>>>>

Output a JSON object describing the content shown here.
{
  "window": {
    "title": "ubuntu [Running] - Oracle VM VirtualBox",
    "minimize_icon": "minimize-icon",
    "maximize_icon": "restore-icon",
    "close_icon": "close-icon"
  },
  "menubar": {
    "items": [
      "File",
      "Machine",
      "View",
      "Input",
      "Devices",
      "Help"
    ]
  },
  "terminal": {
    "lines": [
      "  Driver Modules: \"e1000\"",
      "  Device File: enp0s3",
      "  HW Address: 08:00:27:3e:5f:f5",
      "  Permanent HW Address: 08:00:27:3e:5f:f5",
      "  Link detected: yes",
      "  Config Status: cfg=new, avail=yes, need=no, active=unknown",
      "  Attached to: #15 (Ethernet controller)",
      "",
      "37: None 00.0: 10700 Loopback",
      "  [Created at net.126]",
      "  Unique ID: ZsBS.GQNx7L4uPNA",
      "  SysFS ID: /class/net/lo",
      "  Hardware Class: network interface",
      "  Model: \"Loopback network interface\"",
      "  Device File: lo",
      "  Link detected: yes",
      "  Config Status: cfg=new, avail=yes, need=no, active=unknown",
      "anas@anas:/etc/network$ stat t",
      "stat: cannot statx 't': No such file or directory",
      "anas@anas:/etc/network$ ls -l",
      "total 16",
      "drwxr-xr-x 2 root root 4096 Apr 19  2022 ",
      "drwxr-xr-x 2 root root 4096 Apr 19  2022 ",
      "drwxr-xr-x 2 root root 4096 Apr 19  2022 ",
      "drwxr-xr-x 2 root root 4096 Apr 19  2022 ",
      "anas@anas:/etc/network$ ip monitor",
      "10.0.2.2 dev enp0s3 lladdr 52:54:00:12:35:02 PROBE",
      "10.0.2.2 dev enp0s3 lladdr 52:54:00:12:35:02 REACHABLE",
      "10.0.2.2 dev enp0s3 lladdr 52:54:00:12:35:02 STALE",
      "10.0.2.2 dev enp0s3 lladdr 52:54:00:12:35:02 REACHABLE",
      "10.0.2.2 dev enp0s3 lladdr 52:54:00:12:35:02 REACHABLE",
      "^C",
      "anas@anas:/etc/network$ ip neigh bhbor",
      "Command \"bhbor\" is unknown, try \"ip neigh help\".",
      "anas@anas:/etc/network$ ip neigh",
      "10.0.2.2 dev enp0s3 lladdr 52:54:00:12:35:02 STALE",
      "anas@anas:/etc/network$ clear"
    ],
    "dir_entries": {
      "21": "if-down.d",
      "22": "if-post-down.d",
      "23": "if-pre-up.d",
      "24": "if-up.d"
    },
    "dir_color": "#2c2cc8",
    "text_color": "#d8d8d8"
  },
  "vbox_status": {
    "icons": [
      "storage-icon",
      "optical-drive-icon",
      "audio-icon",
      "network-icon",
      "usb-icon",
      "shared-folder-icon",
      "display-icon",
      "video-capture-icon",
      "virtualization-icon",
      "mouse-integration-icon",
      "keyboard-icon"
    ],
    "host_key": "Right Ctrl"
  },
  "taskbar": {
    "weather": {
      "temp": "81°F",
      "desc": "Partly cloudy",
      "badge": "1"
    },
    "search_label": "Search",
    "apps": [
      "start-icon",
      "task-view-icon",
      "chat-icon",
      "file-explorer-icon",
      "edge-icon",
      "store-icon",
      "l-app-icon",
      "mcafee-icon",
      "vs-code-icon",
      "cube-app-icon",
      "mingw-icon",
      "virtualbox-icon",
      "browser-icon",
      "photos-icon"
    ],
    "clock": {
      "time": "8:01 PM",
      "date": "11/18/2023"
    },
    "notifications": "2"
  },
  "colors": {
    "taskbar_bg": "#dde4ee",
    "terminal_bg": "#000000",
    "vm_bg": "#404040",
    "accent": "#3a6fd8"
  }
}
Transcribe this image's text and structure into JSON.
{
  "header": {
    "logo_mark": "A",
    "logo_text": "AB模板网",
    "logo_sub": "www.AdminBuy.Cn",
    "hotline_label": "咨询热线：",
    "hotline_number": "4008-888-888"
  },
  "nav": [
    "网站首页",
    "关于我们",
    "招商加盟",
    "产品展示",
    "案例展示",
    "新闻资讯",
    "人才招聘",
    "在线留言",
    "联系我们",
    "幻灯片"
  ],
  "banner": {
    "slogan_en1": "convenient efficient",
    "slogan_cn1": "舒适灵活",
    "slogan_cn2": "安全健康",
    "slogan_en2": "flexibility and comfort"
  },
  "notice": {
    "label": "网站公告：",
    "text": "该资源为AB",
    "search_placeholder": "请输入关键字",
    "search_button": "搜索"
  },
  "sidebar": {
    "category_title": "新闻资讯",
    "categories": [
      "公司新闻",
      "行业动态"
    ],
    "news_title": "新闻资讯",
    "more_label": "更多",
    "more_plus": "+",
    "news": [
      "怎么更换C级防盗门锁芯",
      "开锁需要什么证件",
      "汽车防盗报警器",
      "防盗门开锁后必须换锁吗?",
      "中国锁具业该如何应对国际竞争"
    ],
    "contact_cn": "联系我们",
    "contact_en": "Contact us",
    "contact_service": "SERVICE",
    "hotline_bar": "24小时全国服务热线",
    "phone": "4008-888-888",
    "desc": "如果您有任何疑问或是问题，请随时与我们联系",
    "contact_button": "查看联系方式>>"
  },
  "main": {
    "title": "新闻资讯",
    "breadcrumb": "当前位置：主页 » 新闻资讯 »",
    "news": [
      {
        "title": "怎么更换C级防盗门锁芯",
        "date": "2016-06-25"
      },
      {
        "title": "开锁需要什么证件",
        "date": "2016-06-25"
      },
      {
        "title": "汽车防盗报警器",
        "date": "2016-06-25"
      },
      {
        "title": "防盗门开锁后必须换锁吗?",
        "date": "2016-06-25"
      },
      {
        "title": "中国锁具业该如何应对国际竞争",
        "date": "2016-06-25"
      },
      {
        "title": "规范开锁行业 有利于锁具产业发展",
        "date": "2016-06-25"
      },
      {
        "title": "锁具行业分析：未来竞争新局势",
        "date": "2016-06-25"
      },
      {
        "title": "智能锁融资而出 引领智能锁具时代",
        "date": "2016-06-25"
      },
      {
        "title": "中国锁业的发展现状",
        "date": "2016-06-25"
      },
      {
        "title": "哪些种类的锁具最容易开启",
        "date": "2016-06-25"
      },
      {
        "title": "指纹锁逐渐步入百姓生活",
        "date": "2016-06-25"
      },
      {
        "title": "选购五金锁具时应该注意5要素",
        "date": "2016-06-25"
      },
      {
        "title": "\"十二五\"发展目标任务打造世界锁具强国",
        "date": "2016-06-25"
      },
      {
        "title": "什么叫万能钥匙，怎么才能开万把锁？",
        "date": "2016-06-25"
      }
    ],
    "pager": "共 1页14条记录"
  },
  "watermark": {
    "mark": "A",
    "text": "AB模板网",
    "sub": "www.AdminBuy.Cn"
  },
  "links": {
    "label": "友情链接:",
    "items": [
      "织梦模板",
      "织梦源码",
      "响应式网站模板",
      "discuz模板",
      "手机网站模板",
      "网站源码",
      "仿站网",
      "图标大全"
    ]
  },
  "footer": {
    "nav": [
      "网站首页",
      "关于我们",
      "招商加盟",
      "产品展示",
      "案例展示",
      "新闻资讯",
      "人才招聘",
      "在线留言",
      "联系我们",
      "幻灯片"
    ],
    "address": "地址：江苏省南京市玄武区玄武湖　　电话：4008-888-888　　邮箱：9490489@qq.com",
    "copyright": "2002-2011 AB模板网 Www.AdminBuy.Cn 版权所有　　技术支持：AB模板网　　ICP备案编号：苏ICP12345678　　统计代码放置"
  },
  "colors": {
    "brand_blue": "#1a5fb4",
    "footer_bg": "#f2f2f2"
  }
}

<<<<

▶ _WHAT YOU WILL DO_
From the entries above, return each line with the word "anas" in it.

▶ _RESULT OF THE TASK_
      "anas@anas:/etc/network$ stat t",
      "anas@anas:/etc/network$ ls -l",
      "anas@anas:/etc/network$ ip monitor",
      "anas@anas:/etc/network$ ip neigh bhbor",
      "anas@anas:/etc/network$ ip neigh",
      "anas@anas:/etc/network$ clear"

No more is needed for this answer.